## WHAT YOU ARE ASKED TO DO
Word for word, restate every line of the listing that follows.
◇ ◇ ◇ ◇ ◇ ◇ ◇
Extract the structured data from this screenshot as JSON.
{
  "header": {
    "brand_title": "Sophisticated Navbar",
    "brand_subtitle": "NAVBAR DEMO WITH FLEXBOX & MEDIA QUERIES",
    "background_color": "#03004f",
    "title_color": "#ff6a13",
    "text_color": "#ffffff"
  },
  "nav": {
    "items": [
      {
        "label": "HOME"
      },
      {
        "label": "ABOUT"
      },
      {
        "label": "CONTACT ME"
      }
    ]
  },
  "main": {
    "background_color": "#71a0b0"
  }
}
◇ ◇ ◇ ◇ ◇ ◇ ◇
## COMPLETE ANSWER
Extract the structured data from this screenshot as JSON.
{
  "header": {
    "brand_title": "Sophisticated Navbar",
    "brand_subtitle": "NAVBAR DEMO WITH FLEXBOX & MEDIA QUERIES",
    "background_color": "#03004f",
    "title_color": "#ff6a13",
    "text_color": "#ffffff"
  },
  "nav": {
    "items": [
      {
        "label": "HOME"
      },
      {
        "label": "ABOUT"
      },
      {
        "label": "CONTACT ME"
      }
    ]
  },
  "main": {
    "background_color": "#71a0b0"
  }
}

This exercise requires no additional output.